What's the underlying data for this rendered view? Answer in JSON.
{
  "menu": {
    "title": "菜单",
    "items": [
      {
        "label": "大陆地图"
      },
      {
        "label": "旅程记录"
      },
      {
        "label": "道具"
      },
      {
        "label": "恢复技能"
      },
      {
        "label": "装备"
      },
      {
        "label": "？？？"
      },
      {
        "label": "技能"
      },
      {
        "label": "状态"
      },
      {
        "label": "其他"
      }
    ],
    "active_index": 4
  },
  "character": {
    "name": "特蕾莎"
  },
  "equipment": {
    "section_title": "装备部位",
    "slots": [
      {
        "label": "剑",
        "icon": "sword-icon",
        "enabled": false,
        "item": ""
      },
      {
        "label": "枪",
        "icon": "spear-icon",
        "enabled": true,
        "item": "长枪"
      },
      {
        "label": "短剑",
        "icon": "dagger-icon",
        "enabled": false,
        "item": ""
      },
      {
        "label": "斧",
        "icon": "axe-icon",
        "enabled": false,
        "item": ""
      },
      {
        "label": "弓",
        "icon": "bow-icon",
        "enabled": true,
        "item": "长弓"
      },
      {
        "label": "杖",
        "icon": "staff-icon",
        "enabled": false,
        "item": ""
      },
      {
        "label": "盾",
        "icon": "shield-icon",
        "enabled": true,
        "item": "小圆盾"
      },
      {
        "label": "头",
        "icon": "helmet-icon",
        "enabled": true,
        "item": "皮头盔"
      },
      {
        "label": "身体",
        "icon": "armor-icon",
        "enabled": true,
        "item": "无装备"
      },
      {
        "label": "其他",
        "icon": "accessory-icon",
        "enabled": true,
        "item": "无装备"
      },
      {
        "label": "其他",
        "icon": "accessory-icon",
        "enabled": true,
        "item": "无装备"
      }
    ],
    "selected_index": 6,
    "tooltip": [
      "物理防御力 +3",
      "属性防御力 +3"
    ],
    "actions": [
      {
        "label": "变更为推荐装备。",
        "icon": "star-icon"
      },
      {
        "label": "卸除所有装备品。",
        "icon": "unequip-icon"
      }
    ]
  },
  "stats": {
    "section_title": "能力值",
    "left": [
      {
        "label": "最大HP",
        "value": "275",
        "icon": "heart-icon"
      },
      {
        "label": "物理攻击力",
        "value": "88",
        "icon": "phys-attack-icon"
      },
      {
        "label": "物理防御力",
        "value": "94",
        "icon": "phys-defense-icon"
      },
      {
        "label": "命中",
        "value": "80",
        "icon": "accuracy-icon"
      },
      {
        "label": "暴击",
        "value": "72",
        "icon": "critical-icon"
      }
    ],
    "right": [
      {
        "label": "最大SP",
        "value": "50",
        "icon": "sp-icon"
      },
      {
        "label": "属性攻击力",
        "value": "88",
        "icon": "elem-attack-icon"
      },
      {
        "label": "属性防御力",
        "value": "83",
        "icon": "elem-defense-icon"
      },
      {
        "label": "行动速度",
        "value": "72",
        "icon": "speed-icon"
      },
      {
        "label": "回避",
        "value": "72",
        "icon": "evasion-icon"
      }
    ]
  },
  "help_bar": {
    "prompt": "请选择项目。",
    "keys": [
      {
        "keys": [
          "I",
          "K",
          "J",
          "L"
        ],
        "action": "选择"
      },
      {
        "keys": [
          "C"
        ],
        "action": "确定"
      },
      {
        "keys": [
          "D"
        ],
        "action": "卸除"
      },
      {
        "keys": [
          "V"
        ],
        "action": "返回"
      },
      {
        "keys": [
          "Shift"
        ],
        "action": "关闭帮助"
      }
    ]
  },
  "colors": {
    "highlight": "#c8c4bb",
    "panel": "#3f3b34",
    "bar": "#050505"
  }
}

==

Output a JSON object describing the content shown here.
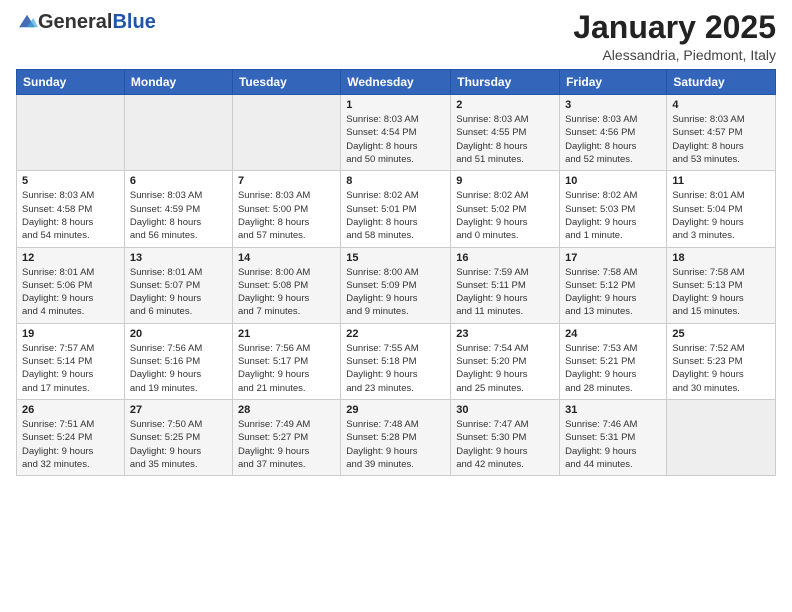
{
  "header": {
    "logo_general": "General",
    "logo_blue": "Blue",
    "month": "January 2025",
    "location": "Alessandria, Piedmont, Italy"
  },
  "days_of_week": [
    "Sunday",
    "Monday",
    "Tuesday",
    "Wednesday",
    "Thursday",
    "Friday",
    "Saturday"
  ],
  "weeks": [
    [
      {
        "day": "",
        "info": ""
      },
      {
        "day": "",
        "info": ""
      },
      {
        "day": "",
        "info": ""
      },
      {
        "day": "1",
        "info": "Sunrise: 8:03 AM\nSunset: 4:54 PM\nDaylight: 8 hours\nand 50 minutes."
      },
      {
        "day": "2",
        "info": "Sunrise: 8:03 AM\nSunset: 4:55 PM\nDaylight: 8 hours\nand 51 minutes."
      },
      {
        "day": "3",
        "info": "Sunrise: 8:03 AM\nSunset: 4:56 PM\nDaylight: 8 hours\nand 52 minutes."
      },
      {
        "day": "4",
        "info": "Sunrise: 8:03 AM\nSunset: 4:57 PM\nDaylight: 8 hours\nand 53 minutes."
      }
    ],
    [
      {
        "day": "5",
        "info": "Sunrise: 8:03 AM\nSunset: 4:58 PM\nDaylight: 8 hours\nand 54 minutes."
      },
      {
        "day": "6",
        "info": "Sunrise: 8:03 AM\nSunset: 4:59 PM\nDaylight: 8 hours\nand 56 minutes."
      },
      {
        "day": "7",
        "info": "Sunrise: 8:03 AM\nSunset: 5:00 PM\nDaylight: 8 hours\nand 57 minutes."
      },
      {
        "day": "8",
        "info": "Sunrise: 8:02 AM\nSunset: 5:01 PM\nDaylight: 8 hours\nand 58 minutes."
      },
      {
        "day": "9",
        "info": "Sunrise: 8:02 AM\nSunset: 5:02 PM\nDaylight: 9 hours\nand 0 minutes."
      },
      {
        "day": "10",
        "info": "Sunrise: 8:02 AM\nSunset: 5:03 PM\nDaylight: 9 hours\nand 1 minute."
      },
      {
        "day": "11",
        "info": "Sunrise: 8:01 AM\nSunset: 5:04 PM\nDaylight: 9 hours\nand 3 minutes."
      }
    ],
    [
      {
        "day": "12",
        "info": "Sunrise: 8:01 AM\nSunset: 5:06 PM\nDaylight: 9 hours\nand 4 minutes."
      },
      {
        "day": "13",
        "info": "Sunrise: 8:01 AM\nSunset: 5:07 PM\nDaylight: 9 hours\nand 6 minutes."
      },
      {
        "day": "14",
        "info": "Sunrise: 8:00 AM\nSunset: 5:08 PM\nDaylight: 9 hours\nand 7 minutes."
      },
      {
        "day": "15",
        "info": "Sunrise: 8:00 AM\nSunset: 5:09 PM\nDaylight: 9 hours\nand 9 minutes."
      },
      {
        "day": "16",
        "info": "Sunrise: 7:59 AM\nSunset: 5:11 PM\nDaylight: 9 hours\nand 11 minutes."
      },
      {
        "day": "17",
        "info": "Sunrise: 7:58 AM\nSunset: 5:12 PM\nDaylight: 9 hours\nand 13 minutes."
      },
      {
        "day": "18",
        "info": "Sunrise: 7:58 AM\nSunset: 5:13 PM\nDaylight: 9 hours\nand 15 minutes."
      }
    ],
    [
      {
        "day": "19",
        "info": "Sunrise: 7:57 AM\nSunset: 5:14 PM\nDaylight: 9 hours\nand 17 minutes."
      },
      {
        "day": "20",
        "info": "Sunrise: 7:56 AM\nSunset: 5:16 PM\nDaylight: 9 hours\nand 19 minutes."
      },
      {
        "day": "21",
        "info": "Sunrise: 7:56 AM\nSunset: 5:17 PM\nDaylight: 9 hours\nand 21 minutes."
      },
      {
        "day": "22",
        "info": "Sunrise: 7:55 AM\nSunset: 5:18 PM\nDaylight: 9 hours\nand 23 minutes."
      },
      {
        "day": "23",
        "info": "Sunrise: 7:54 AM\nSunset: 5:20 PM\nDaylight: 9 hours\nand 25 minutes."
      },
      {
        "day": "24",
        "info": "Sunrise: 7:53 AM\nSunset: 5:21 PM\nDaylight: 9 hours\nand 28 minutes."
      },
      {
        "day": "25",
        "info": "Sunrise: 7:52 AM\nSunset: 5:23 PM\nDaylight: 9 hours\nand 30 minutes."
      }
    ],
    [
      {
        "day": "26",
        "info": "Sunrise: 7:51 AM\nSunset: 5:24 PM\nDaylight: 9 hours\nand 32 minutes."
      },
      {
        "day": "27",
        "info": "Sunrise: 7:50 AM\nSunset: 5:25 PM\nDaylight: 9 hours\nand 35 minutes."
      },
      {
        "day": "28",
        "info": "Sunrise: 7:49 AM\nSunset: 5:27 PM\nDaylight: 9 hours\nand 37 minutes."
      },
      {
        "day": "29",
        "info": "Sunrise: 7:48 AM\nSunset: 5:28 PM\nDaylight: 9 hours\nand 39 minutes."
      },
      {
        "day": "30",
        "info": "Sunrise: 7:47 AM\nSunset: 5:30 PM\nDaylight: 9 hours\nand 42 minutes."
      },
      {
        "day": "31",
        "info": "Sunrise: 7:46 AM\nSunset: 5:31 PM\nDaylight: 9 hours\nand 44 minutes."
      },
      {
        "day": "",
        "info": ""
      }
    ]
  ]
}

Do this —
Scan the material above for the string "defense" and report each line where you find it.

Task response —
        "icon": "phys-defense-icon"
        "icon": "elem-defense-icon"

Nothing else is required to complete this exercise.